=== YOUR INSTRUCTIONS ===
Go through the material and write it all out exactly, minus the pictures.
** Start DATA LISTING **
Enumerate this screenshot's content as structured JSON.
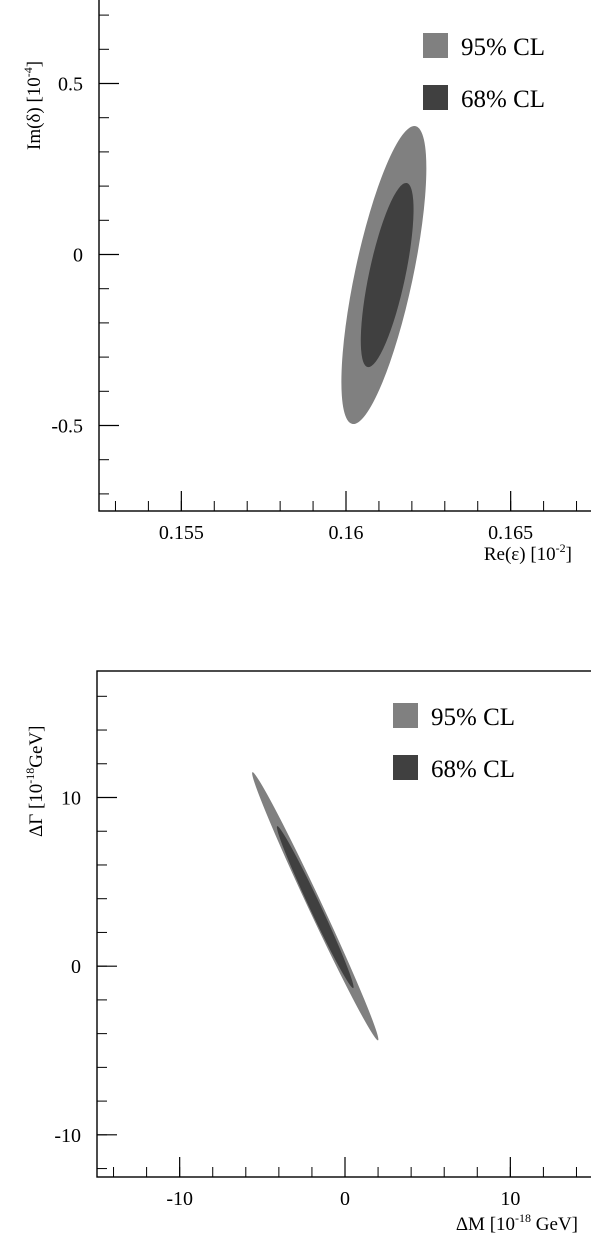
{
  "chart_data": [
    {
      "type": "contour",
      "xlabel": "Re(ε)  [10",
      "xlabel_exp": "-2",
      "xlabel_end": "]",
      "ylabel": "Im(δ)  [10",
      "ylabel_exp": "-4",
      "ylabel_end": "]",
      "xlim": [
        0.1525,
        0.1675
      ],
      "ylim": [
        -0.75,
        0.75
      ],
      "xticks": [
        0.155,
        0.16,
        0.165
      ],
      "xtick_labels": [
        "0.155",
        "0.16",
        "0.165"
      ],
      "yticks": [
        -0.5,
        0,
        0.5
      ],
      "ytick_labels": [
        "-0.5",
        "0",
        "0.5"
      ],
      "legend_position": "top-right",
      "series": [
        {
          "name": "95% CL",
          "color": "#808080",
          "center": [
            0.16115,
            -0.06
          ],
          "half_width_x": 0.00088,
          "half_height_y": 0.445,
          "tilt_deg": 12
        },
        {
          "name": "68% CL",
          "color": "#404040",
          "center": [
            0.16125,
            -0.06
          ],
          "half_width_x": 0.00055,
          "half_height_y": 0.275,
          "tilt_deg": 12
        }
      ]
    },
    {
      "type": "contour",
      "xlabel": "ΔM [10",
      "xlabel_exp": "-18",
      "xlabel_end": " GeV]",
      "ylabel": "ΔΓ [10",
      "ylabel_exp": "-18",
      "ylabel_end": "GeV]",
      "xlim": [
        -15,
        15
      ],
      "ylim": [
        -12.5,
        17.5
      ],
      "xticks": [
        -10,
        0,
        10
      ],
      "xtick_labels": [
        "-10",
        "0",
        "10"
      ],
      "yticks": [
        -10,
        0,
        10
      ],
      "ytick_labels": [
        "-10",
        "0",
        "10"
      ],
      "legend_position": "top-right",
      "series": [
        {
          "name": "95% CL",
          "color": "#808080",
          "p1": [
            -5.6,
            11.5
          ],
          "p2": [
            2.0,
            -4.4
          ],
          "half_width": 0.42
        },
        {
          "name": "68% CL",
          "color": "#404040",
          "p1": [
            -4.1,
            8.3
          ],
          "p2": [
            0.5,
            -1.3
          ],
          "half_width": 0.33
        }
      ]
    }
  ]
}
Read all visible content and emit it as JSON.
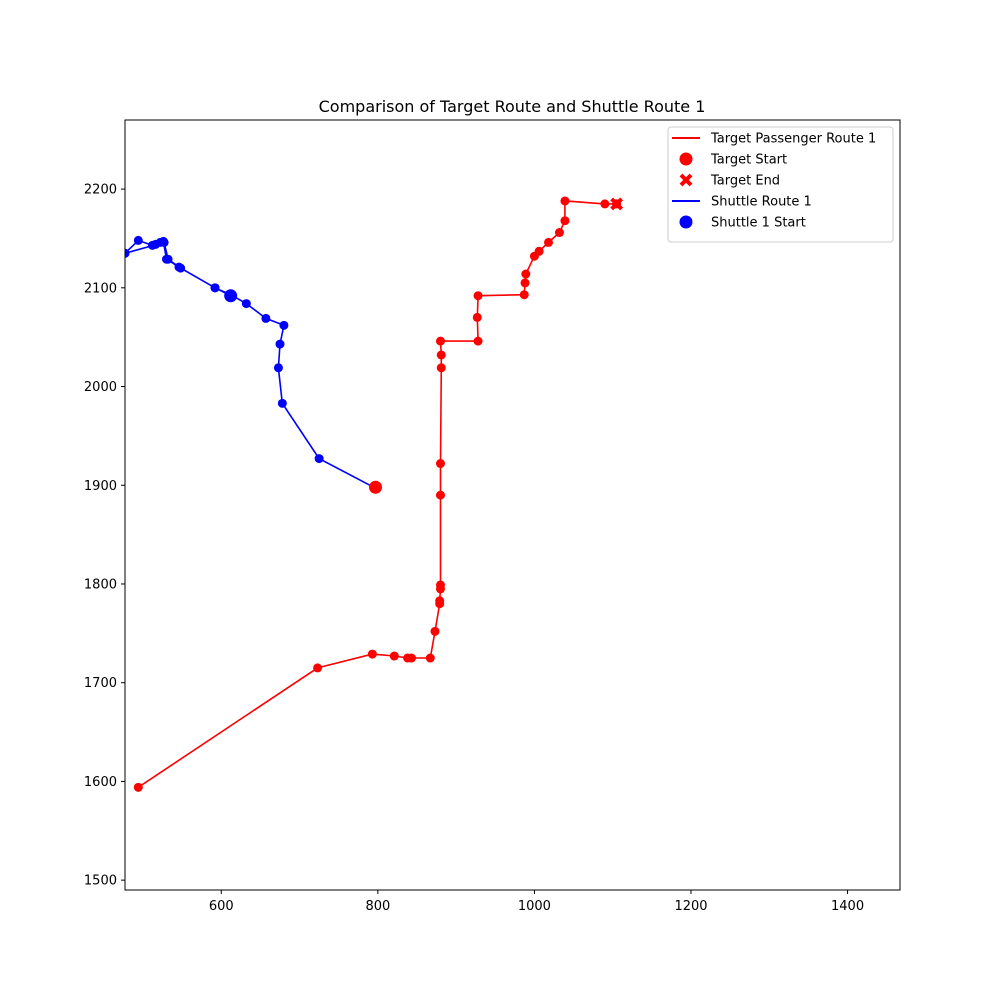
{
  "chart_data": {
    "type": "line",
    "title": "Comparison of Target Route and Shuttle Route 1",
    "xlabel": "",
    "ylabel": "",
    "xlim": [
      477,
      1467
    ],
    "ylim": [
      1490,
      2270
    ],
    "xticks": [
      600,
      800,
      1000,
      1200,
      1400
    ],
    "yticks": [
      1500,
      1600,
      1700,
      1800,
      1900,
      2000,
      2100,
      2200
    ],
    "grid": false,
    "legend_position": "top-right",
    "series": [
      {
        "name": "Target Passenger Route 1",
        "color": "#ff0000",
        "points": [
          [
            494,
            1594
          ],
          [
            723,
            1715
          ],
          [
            793,
            1729
          ],
          [
            821,
            1727
          ],
          [
            838,
            1725
          ],
          [
            843,
            1725
          ],
          [
            867,
            1725
          ],
          [
            873,
            1752
          ],
          [
            879,
            1780
          ],
          [
            879,
            1783
          ],
          [
            880,
            1795
          ],
          [
            880,
            1799
          ],
          [
            880,
            1890
          ],
          [
            880,
            1922
          ],
          [
            881,
            2019
          ],
          [
            881,
            2032
          ],
          [
            880,
            2046
          ],
          [
            928,
            2046
          ],
          [
            927,
            2070
          ],
          [
            928,
            2092
          ],
          [
            987,
            2093
          ],
          [
            988,
            2105
          ],
          [
            989,
            2114
          ],
          [
            1000,
            2132
          ],
          [
            1006,
            2137
          ],
          [
            1018,
            2146
          ],
          [
            1032,
            2156
          ],
          [
            1039,
            2168
          ],
          [
            1039,
            2188
          ],
          [
            1090,
            2185
          ],
          [
            1105,
            2185
          ]
        ]
      },
      {
        "name": "Shuttle Route 1",
        "color": "#0000ff",
        "points": [
          [
            612,
            2092
          ],
          [
            592,
            2100
          ],
          [
            546,
            2121
          ],
          [
            530,
            2129
          ],
          [
            526,
            2147
          ],
          [
            522,
            2146
          ],
          [
            516,
            2144
          ],
          [
            512,
            2143
          ],
          [
            494,
            2148
          ],
          [
            477,
            2135
          ],
          [
            527,
            2146
          ],
          [
            532,
            2129
          ],
          [
            548,
            2120
          ],
          [
            592,
            2100
          ],
          [
            612,
            2093
          ],
          [
            632,
            2084
          ],
          [
            657,
            2069
          ],
          [
            680,
            2062
          ],
          [
            675,
            2043
          ],
          [
            673,
            2019
          ],
          [
            678,
            1983
          ],
          [
            725,
            1927
          ],
          [
            797,
            1897
          ]
        ]
      }
    ],
    "markers": {
      "target_start": {
        "label": "Target Start",
        "x": 797,
        "y": 1898,
        "color": "#ff0000"
      },
      "target_end": {
        "label": "Target End",
        "x": 1105,
        "y": 2185,
        "color": "#ff0000"
      },
      "shuttle_start": {
        "label": "Shuttle 1 Start",
        "x": 612,
        "y": 2092,
        "color": "#0000ff"
      }
    },
    "legend": [
      {
        "label": "Target Passenger Route 1",
        "kind": "line",
        "color": "#ff0000"
      },
      {
        "label": "Target Start",
        "kind": "circle",
        "color": "#ff0000"
      },
      {
        "label": "Target End",
        "kind": "x",
        "color": "#ff0000"
      },
      {
        "label": "Shuttle Route 1",
        "kind": "line",
        "color": "#0000ff"
      },
      {
        "label": "Shuttle 1 Start",
        "kind": "circle",
        "color": "#0000ff"
      }
    ]
  }
}
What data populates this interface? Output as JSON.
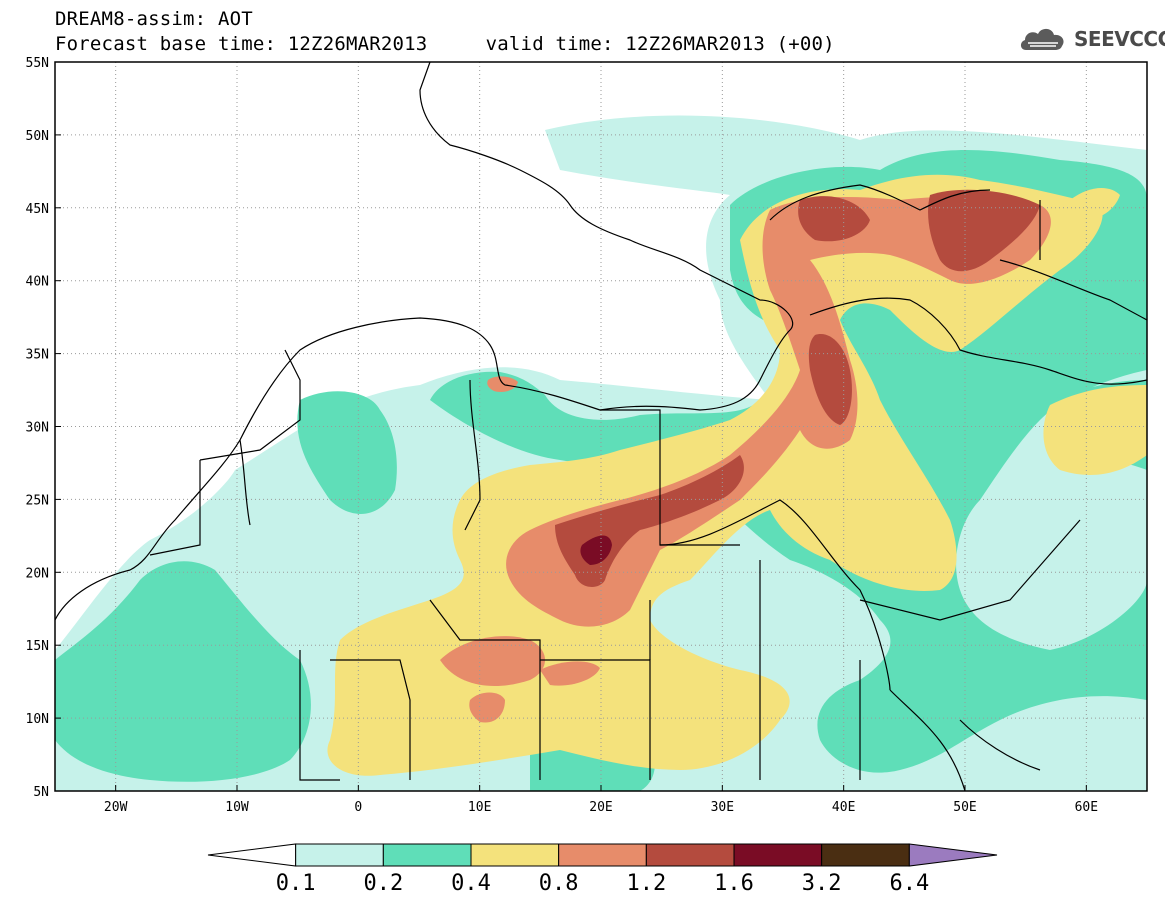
{
  "header": {
    "title_line1": "DREAM8-assim: AOT",
    "title_line2": "Forecast base time: 12Z26MAR2013     valid time: 12Z26MAR2013 (+00)"
  },
  "logo": {
    "icon": "cloud-icon",
    "text": "SEEVCCC"
  },
  "map": {
    "lon_range": [
      -25,
      65
    ],
    "lat_range": [
      5,
      55
    ],
    "lat_ticks": [
      {
        "value": 55,
        "label": "55N"
      },
      {
        "value": 50,
        "label": "50N"
      },
      {
        "value": 45,
        "label": "45N"
      },
      {
        "value": 40,
        "label": "40N"
      },
      {
        "value": 35,
        "label": "35N"
      },
      {
        "value": 30,
        "label": "30N"
      },
      {
        "value": 25,
        "label": "25N"
      },
      {
        "value": 20,
        "label": "20N"
      },
      {
        "value": 15,
        "label": "15N"
      },
      {
        "value": 10,
        "label": "10N"
      },
      {
        "value": 5,
        "label": "5N"
      }
    ],
    "lon_ticks": [
      {
        "value": -20,
        "label": "20W"
      },
      {
        "value": -10,
        "label": "10W"
      },
      {
        "value": 0,
        "label": "0"
      },
      {
        "value": 10,
        "label": "10E"
      },
      {
        "value": 20,
        "label": "20E"
      },
      {
        "value": 30,
        "label": "30E"
      },
      {
        "value": 40,
        "label": "40E"
      },
      {
        "value": 50,
        "label": "50E"
      },
      {
        "value": 60,
        "label": "60E"
      }
    ],
    "grid": "dotted"
  },
  "colorbar": {
    "levels": [
      "0.1",
      "0.2",
      "0.4",
      "0.8",
      "1.2",
      "1.6",
      "3.2",
      "6.4"
    ],
    "colors": [
      "#c6f2ea",
      "#5fdeb8",
      "#f4e27c",
      "#e78c6a",
      "#b44b3e",
      "#7a0c25",
      "#4a2e12",
      "#9b7bbf"
    ],
    "under_color": "#ffffff"
  }
}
** End DATA LISTING **
=== ANSWER TO THIS PROBLEM ===
Enumerate this screenshot's content as structured JSON.
{
  "chart_data": [
    {
      "type": "contour",
      "xlabel": "Re(ε)  [10",
      "xlabel_exp": "-2",
      "xlabel_end": "]",
      "ylabel": "Im(δ)  [10",
      "ylabel_exp": "-4",
      "ylabel_end": "]",
      "xlim": [
        0.1525,
        0.1675
      ],
      "ylim": [
        -0.75,
        0.75
      ],
      "xticks": [
        0.155,
        0.16,
        0.165
      ],
      "xtick_labels": [
        "0.155",
        "0.16",
        "0.165"
      ],
      "yticks": [
        -0.5,
        0,
        0.5
      ],
      "ytick_labels": [
        "-0.5",
        "0",
        "0.5"
      ],
      "legend_position": "top-right",
      "series": [
        {
          "name": "95% CL",
          "color": "#808080",
          "center": [
            0.16115,
            -0.06
          ],
          "half_width_x": 0.00088,
          "half_height_y": 0.445,
          "tilt_deg": 12
        },
        {
          "name": "68% CL",
          "color": "#404040",
          "center": [
            0.16125,
            -0.06
          ],
          "half_width_x": 0.00055,
          "half_height_y": 0.275,
          "tilt_deg": 12
        }
      ]
    },
    {
      "type": "contour",
      "xlabel": "ΔM [10",
      "xlabel_exp": "-18",
      "xlabel_end": " GeV]",
      "ylabel": "ΔΓ [10",
      "ylabel_exp": "-18",
      "ylabel_end": "GeV]",
      "xlim": [
        -15,
        15
      ],
      "ylim": [
        -12.5,
        17.5
      ],
      "xticks": [
        -10,
        0,
        10
      ],
      "xtick_labels": [
        "-10",
        "0",
        "10"
      ],
      "yticks": [
        -10,
        0,
        10
      ],
      "ytick_labels": [
        "-10",
        "0",
        "10"
      ],
      "legend_position": "top-right",
      "series": [
        {
          "name": "95% CL",
          "color": "#808080",
          "p1": [
            -5.6,
            11.5
          ],
          "p2": [
            2.0,
            -4.4
          ],
          "half_width": 0.42
        },
        {
          "name": "68% CL",
          "color": "#404040",
          "p1": [
            -4.1,
            8.3
          ],
          "p2": [
            0.5,
            -1.3
          ],
          "half_width": 0.33
        }
      ]
    }
  ]
}
Read all visible content and emit it as JSON.
{
  "chart_data": {
    "type": "line",
    "title": "Comparison of Target Route and Shuttle Route 1",
    "xlabel": "",
    "ylabel": "",
    "xlim": [
      477,
      1467
    ],
    "ylim": [
      1490,
      2270
    ],
    "xticks": [
      600,
      800,
      1000,
      1200,
      1400
    ],
    "yticks": [
      1500,
      1600,
      1700,
      1800,
      1900,
      2000,
      2100,
      2200
    ],
    "grid": false,
    "legend_position": "top-right",
    "series": [
      {
        "name": "Target Passenger Route 1",
        "color": "#ff0000",
        "points": [
          [
            494,
            1594
          ],
          [
            723,
            1715
          ],
          [
            793,
            1729
          ],
          [
            821,
            1727
          ],
          [
            838,
            1725
          ],
          [
            843,
            1725
          ],
          [
            867,
            1725
          ],
          [
            873,
            1752
          ],
          [
            879,
            1780
          ],
          [
            879,
            1783
          ],
          [
            880,
            1795
          ],
          [
            880,
            1799
          ],
          [
            880,
            1890
          ],
          [
            880,
            1922
          ],
          [
            881,
            2019
          ],
          [
            881,
            2032
          ],
          [
            880,
            2046
          ],
          [
            928,
            2046
          ],
          [
            927,
            2070
          ],
          [
            928,
            2092
          ],
          [
            987,
            2093
          ],
          [
            988,
            2105
          ],
          [
            989,
            2114
          ],
          [
            1000,
            2132
          ],
          [
            1006,
            2137
          ],
          [
            1018,
            2146
          ],
          [
            1032,
            2156
          ],
          [
            1039,
            2168
          ],
          [
            1039,
            2188
          ],
          [
            1090,
            2185
          ],
          [
            1105,
            2185
          ]
        ]
      },
      {
        "name": "Shuttle Route 1",
        "color": "#0000ff",
        "points": [
          [
            612,
            2092
          ],
          [
            592,
            2100
          ],
          [
            546,
            2121
          ],
          [
            530,
            2129
          ],
          [
            526,
            2147
          ],
          [
            522,
            2146
          ],
          [
            516,
            2144
          ],
          [
            512,
            2143
          ],
          [
            494,
            2148
          ],
          [
            477,
            2135
          ],
          [
            527,
            2146
          ],
          [
            532,
            2129
          ],
          [
            548,
            2120
          ],
          [
            592,
            2100
          ],
          [
            612,
            2093
          ],
          [
            632,
            2084
          ],
          [
            657,
            2069
          ],
          [
            680,
            2062
          ],
          [
            675,
            2043
          ],
          [
            673,
            2019
          ],
          [
            678,
            1983
          ],
          [
            725,
            1927
          ],
          [
            797,
            1897
          ]
        ]
      }
    ],
    "markers": {
      "target_start": {
        "label": "Target Start",
        "x": 797,
        "y": 1898,
        "color": "#ff0000"
      },
      "target_end": {
        "label": "Target End",
        "x": 1105,
        "y": 2185,
        "color": "#ff0000"
      },
      "shuttle_start": {
        "label": "Shuttle 1 Start",
        "x": 612,
        "y": 2092,
        "color": "#0000ff"
      }
    },
    "legend": [
      {
        "label": "Target Passenger Route 1",
        "kind": "line",
        "color": "#ff0000"
      },
      {
        "label": "Target Start",
        "kind": "circle",
        "color": "#ff0000"
      },
      {
        "label": "Target End",
        "kind": "x",
        "color": "#ff0000"
      },
      {
        "label": "Shuttle Route 1",
        "kind": "line",
        "color": "#0000ff"
      },
      {
        "label": "Shuttle 1 Start",
        "kind": "circle",
        "color": "#0000ff"
      }
    ]
  }
}
What data populates this interface? Output as JSON.
{
  "header": {
    "title_line1": "DREAM8-assim: AOT",
    "title_line2": "Forecast base time: 12Z26MAR2013     valid time: 12Z26MAR2013 (+00)"
  },
  "logo": {
    "icon": "cloud-icon",
    "text": "SEEVCCC"
  },
  "map": {
    "lon_range": [
      -25,
      65
    ],
    "lat_range": [
      5,
      55
    ],
    "lat_ticks": [
      {
        "value": 55,
        "label": "55N"
      },
      {
        "value": 50,
        "label": "50N"
      },
      {
        "value": 45,
        "label": "45N"
      },
      {
        "value": 40,
        "label": "40N"
      },
      {
        "value": 35,
        "label": "35N"
      },
      {
        "value": 30,
        "label": "30N"
      },
      {
        "value": 25,
        "label": "25N"
      },
      {
        "value": 20,
        "label": "20N"
      },
      {
        "value": 15,
        "label": "15N"
      },
      {
        "value": 10,
        "label": "10N"
      },
      {
        "value": 5,
        "label": "5N"
      }
    ],
    "lon_ticks": [
      {
        "value": -20,
        "label": "20W"
      },
      {
        "value": -10,
        "label": "10W"
      },
      {
        "value": 0,
        "label": "0"
      },
      {
        "value": 10,
        "label": "10E"
      },
      {
        "value": 20,
        "label": "20E"
      },
      {
        "value": 30,
        "label": "30E"
      },
      {
        "value": 40,
        "label": "40E"
      },
      {
        "value": 50,
        "label": "50E"
      },
      {
        "value": 60,
        "label": "60E"
      }
    ],
    "grid": "dotted"
  },
  "colorbar": {
    "levels": [
      "0.1",
      "0.2",
      "0.4",
      "0.8",
      "1.2",
      "1.6",
      "3.2",
      "6.4"
    ],
    "colors": [
      "#c6f2ea",
      "#5fdeb8",
      "#f4e27c",
      "#e78c6a",
      "#b44b3e",
      "#7a0c25",
      "#4a2e12",
      "#9b7bbf"
    ],
    "under_color": "#ffffff"
  }
}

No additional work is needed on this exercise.